▶ **DIRECTIONS**:
Leave out the images and repeat the listing below without a single change.

▶ **DATA**:

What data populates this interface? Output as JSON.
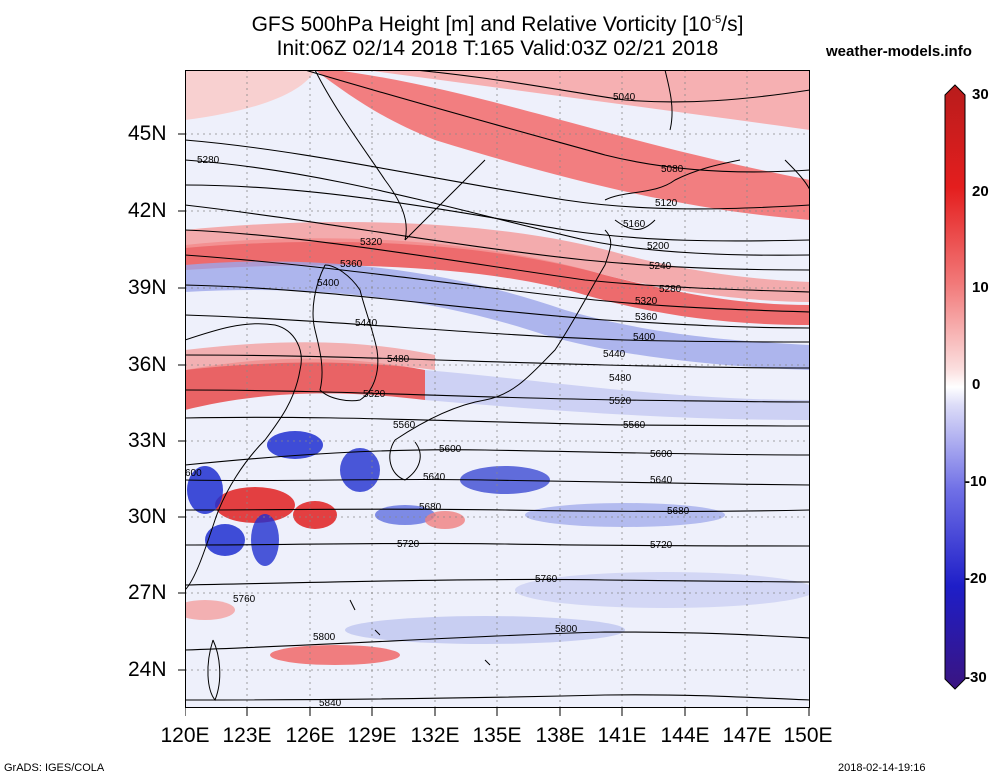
{
  "title": {
    "line1": "GFS 500hPa Height [m] and Relative Vorticity [10",
    "line1_sup": "-5",
    "line1_end": "/s]",
    "line2": "Init:06Z 02/14 2018 T:165 Valid:03Z 02/21 2018"
  },
  "site": "weather-models.info",
  "footer_left": "GrADS: IGES/COLA",
  "footer_right": "2018-02-14-19:16",
  "lat_labels": [
    "45N",
    "42N",
    "39N",
    "36N",
    "33N",
    "30N",
    "27N",
    "24N"
  ],
  "lon_labels": [
    "120E",
    "123E",
    "126E",
    "129E",
    "132E",
    "135E",
    "138E",
    "141E",
    "144E",
    "147E",
    "150E"
  ],
  "colorbar": {
    "labels": [
      "30",
      "20",
      "10",
      "0",
      "-10",
      "-20",
      "-30"
    ],
    "colors": [
      "#b81c1c",
      "#e83232",
      "#f07070",
      "#f8c8c8",
      "#ffffff",
      "#c8c8f8",
      "#7070e8",
      "#2828d0",
      "#18189a",
      "#3c1480"
    ]
  },
  "contour_labels": [
    "5040",
    "5080",
    "5120",
    "5160",
    "5200",
    "5240",
    "5280",
    "5320",
    "5360",
    "5400",
    "5440",
    "5480",
    "5520",
    "5560",
    "5600",
    "5640",
    "5680",
    "5720",
    "5760",
    "5800",
    "5840"
  ],
  "edge_labels": {
    "5280_left": "5280",
    "5600_left": "600",
    "5840_bottom": "5840"
  }
}
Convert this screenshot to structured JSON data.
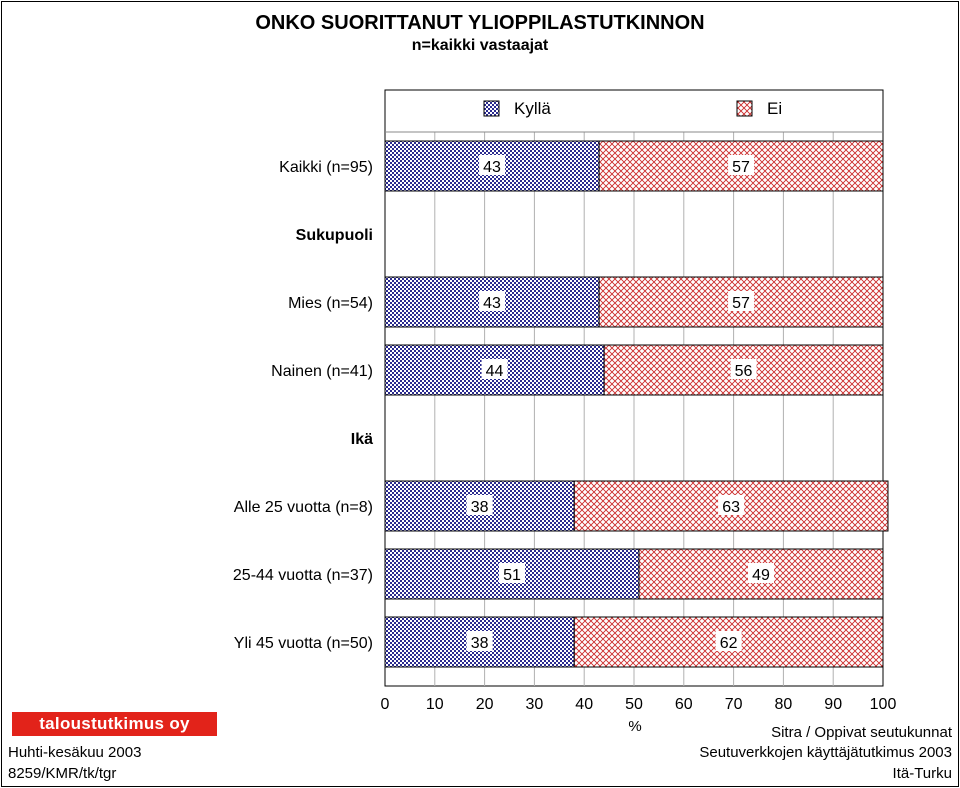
{
  "title": "ONKO SUORITTANUT YLIOPPILASTUTKINNON",
  "subtitle": "n=kaikki vastaajat",
  "logo_text": "taloustutkimus oy",
  "footer": {
    "left": [
      "Huhti-kesäkuu 2003",
      "8259/KMR/tk/tgr"
    ],
    "right": [
      "Sitra / Oppivat seutukunnat",
      "Seutuverkkojen käyttäjätutkimus 2003",
      "Itä-Turku"
    ]
  },
  "colors": {
    "kylla": "#2b2b8f",
    "ei": "#cc2b2b",
    "grid": "#b0b0b0"
  },
  "chart_data": {
    "type": "bar",
    "orientation": "horizontal",
    "stacked": true,
    "xlabel": "%",
    "xlim": [
      0,
      100
    ],
    "xticks": [
      0,
      10,
      20,
      30,
      40,
      50,
      60,
      70,
      80,
      90,
      100
    ],
    "legend": [
      "Kyllä",
      "Ei"
    ],
    "legend_position": "top",
    "grid": true,
    "rows": [
      {
        "label": "Kaikki (n=95)",
        "kind": "data",
        "values": [
          43,
          57
        ]
      },
      {
        "label": "Sukupuoli",
        "kind": "header"
      },
      {
        "label": "Mies (n=54)",
        "kind": "data",
        "values": [
          43,
          57
        ]
      },
      {
        "label": "Nainen (n=41)",
        "kind": "data",
        "values": [
          44,
          56
        ]
      },
      {
        "label": "Ikä",
        "kind": "header"
      },
      {
        "label": "Alle 25 vuotta (n=8)",
        "kind": "data",
        "values": [
          38,
          63
        ]
      },
      {
        "label": "25-44 vuotta (n=37)",
        "kind": "data",
        "values": [
          51,
          49
        ]
      },
      {
        "label": "Yli 45 vuotta (n=50)",
        "kind": "data",
        "values": [
          38,
          62
        ]
      }
    ],
    "series": [
      {
        "name": "Kyllä",
        "values": [
          43,
          43,
          44,
          38,
          51,
          38
        ]
      },
      {
        "name": "Ei",
        "values": [
          57,
          57,
          56,
          63,
          49,
          62
        ]
      }
    ]
  }
}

▶ **RESPONSE**:
What data populates this interface? Output as JSON.
{
  "title": {
    "line1": "GFS 500hPa Height [m] and Relative Vorticity [10",
    "line1_sup": "-5",
    "line1_end": "/s]",
    "line2": "Init:06Z 02/14 2018 T:165 Valid:03Z 02/21 2018"
  },
  "site": "weather-models.info",
  "footer_left": "GrADS: IGES/COLA",
  "footer_right": "2018-02-14-19:16",
  "lat_labels": [
    "45N",
    "42N",
    "39N",
    "36N",
    "33N",
    "30N",
    "27N",
    "24N"
  ],
  "lon_labels": [
    "120E",
    "123E",
    "126E",
    "129E",
    "132E",
    "135E",
    "138E",
    "141E",
    "144E",
    "147E",
    "150E"
  ],
  "colorbar": {
    "labels": [
      "30",
      "20",
      "10",
      "0",
      "-10",
      "-20",
      "-30"
    ],
    "colors": [
      "#b81c1c",
      "#e83232",
      "#f07070",
      "#f8c8c8",
      "#ffffff",
      "#c8c8f8",
      "#7070e8",
      "#2828d0",
      "#18189a",
      "#3c1480"
    ]
  },
  "contour_labels": [
    "5040",
    "5080",
    "5120",
    "5160",
    "5200",
    "5240",
    "5280",
    "5320",
    "5360",
    "5400",
    "5440",
    "5480",
    "5520",
    "5560",
    "5600",
    "5640",
    "5680",
    "5720",
    "5760",
    "5800",
    "5840"
  ],
  "edge_labels": {
    "5280_left": "5280",
    "5600_left": "600",
    "5840_bottom": "5840"
  }
}
Convert this screenshot to structured JSON data.
{
  "title": "ONKO SUORITTANUT YLIOPPILASTUTKINNON",
  "subtitle": "n=kaikki vastaajat",
  "logo_text": "taloustutkimus oy",
  "footer": {
    "left": [
      "Huhti-kesäkuu 2003",
      "8259/KMR/tk/tgr"
    ],
    "right": [
      "Sitra / Oppivat seutukunnat",
      "Seutuverkkojen käyttäjätutkimus 2003",
      "Itä-Turku"
    ]
  },
  "colors": {
    "kylla": "#2b2b8f",
    "ei": "#cc2b2b",
    "grid": "#b0b0b0"
  },
  "chart_data": {
    "type": "bar",
    "orientation": "horizontal",
    "stacked": true,
    "xlabel": "%",
    "xlim": [
      0,
      100
    ],
    "xticks": [
      0,
      10,
      20,
      30,
      40,
      50,
      60,
      70,
      80,
      90,
      100
    ],
    "legend": [
      "Kyllä",
      "Ei"
    ],
    "legend_position": "top",
    "grid": true,
    "rows": [
      {
        "label": "Kaikki (n=95)",
        "kind": "data",
        "values": [
          43,
          57
        ]
      },
      {
        "label": "Sukupuoli",
        "kind": "header"
      },
      {
        "label": "Mies (n=54)",
        "kind": "data",
        "values": [
          43,
          57
        ]
      },
      {
        "label": "Nainen (n=41)",
        "kind": "data",
        "values": [
          44,
          56
        ]
      },
      {
        "label": "Ikä",
        "kind": "header"
      },
      {
        "label": "Alle 25 vuotta (n=8)",
        "kind": "data",
        "values": [
          38,
          63
        ]
      },
      {
        "label": "25-44 vuotta (n=37)",
        "kind": "data",
        "values": [
          51,
          49
        ]
      },
      {
        "label": "Yli 45 vuotta (n=50)",
        "kind": "data",
        "values": [
          38,
          62
        ]
      }
    ],
    "series": [
      {
        "name": "Kyllä",
        "values": [
          43,
          43,
          44,
          38,
          51,
          38
        ]
      },
      {
        "name": "Ei",
        "values": [
          57,
          57,
          56,
          63,
          49,
          62
        ]
      }
    ]
  }
}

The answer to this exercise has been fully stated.